Exercise objective -> Scan the lines below; pull out those with "name".

Rows from a figure dataset ->

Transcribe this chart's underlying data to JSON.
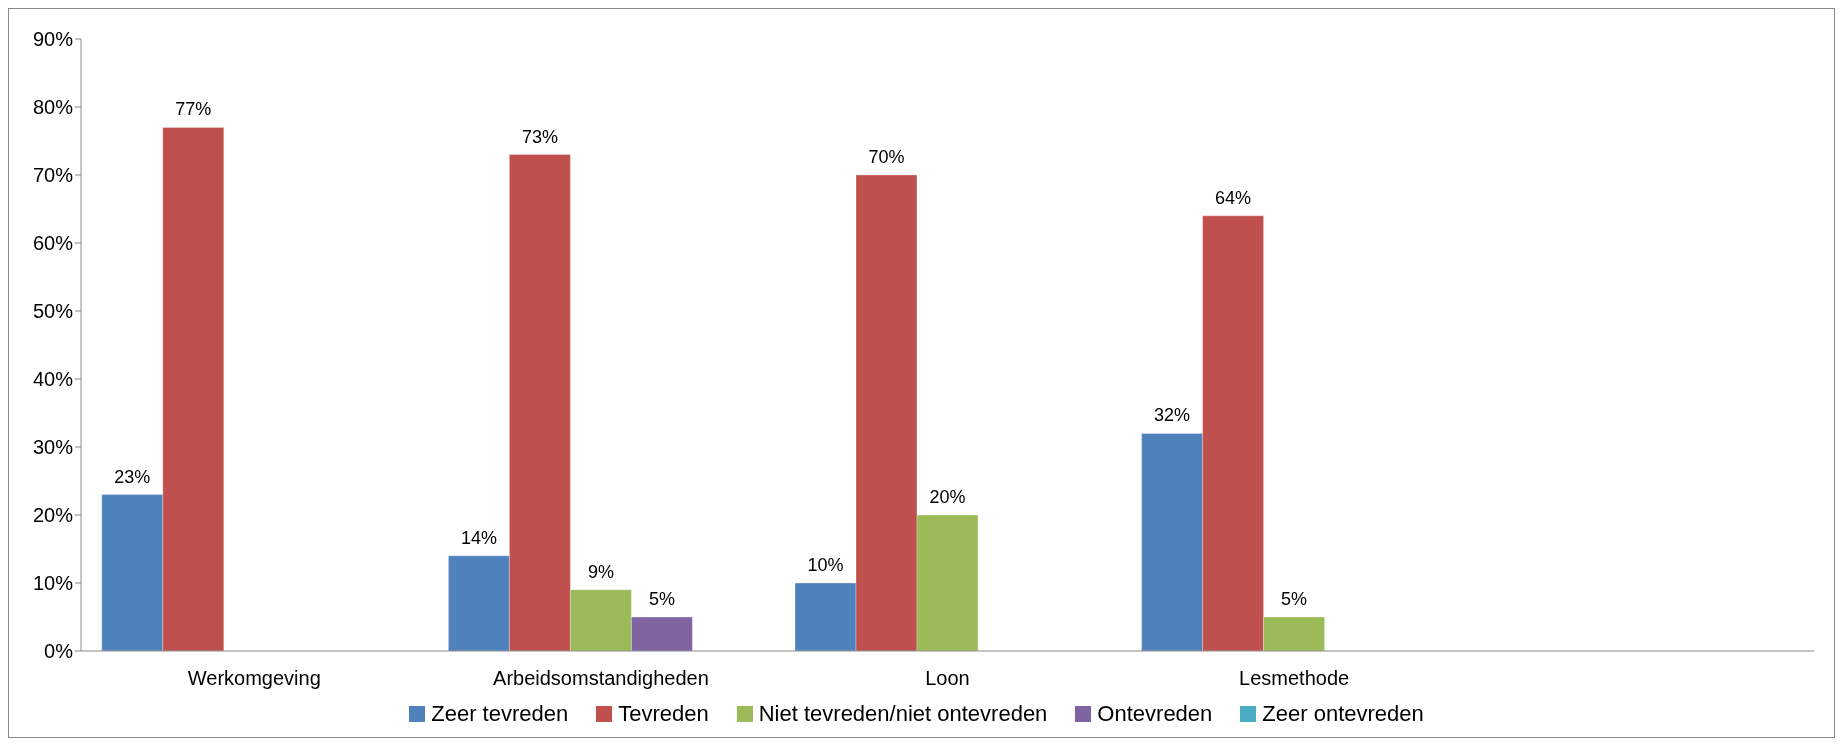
{
  "chart_data": {
    "type": "bar",
    "categories": [
      "Werkomgeving",
      "Arbeidsomstandigheden",
      "Loon",
      "Lesmethode",
      null
    ],
    "series": [
      {
        "name": "Zeer tevreden",
        "color": "#4f81bd",
        "values": [
          23,
          14,
          10,
          32,
          null
        ],
        "value_labels": [
          "23%",
          "14%",
          "10%",
          "32%",
          null
        ]
      },
      {
        "name": "Tevreden",
        "color": "#c0504d",
        "values": [
          77,
          73,
          70,
          64,
          null
        ],
        "value_labels": [
          "77%",
          "73%",
          "70%",
          "64%",
          null
        ]
      },
      {
        "name": "Niet tevreden/niet ontevreden",
        "color": "#9bbb59",
        "values": [
          null,
          9,
          20,
          5,
          null
        ],
        "value_labels": [
          null,
          "9%",
          "20%",
          "5%",
          null
        ]
      },
      {
        "name": "Ontevreden",
        "color": "#8064a2",
        "values": [
          null,
          5,
          null,
          null,
          null
        ],
        "value_labels": [
          null,
          "5%",
          null,
          null,
          null
        ]
      },
      {
        "name": "Zeer ontevreden",
        "color": "#4bacc6",
        "values": [
          null,
          null,
          null,
          null,
          null
        ],
        "value_labels": [
          null,
          null,
          null,
          null,
          null
        ]
      }
    ],
    "ylim": [
      0,
      90
    ],
    "yticks": [
      {
        "value": 0,
        "label": "0%"
      },
      {
        "value": 10,
        "label": "10%"
      },
      {
        "value": 20,
        "label": "20%"
      },
      {
        "value": 30,
        "label": "30%"
      },
      {
        "value": 40,
        "label": "40%"
      },
      {
        "value": 50,
        "label": "50%"
      },
      {
        "value": 60,
        "label": "60%"
      },
      {
        "value": 70,
        "label": "70%"
      },
      {
        "value": 80,
        "label": "80%"
      },
      {
        "value": 90,
        "label": "90%"
      }
    ],
    "grid": false,
    "legend": "bottom"
  }
}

Task response ->
        "name": "Zeer tevreden",
        "name": "Tevreden",
        "name": "Niet tevreden/niet ontevreden",
        "name": "Ontevreden",
        "name": "Zeer ontevreden",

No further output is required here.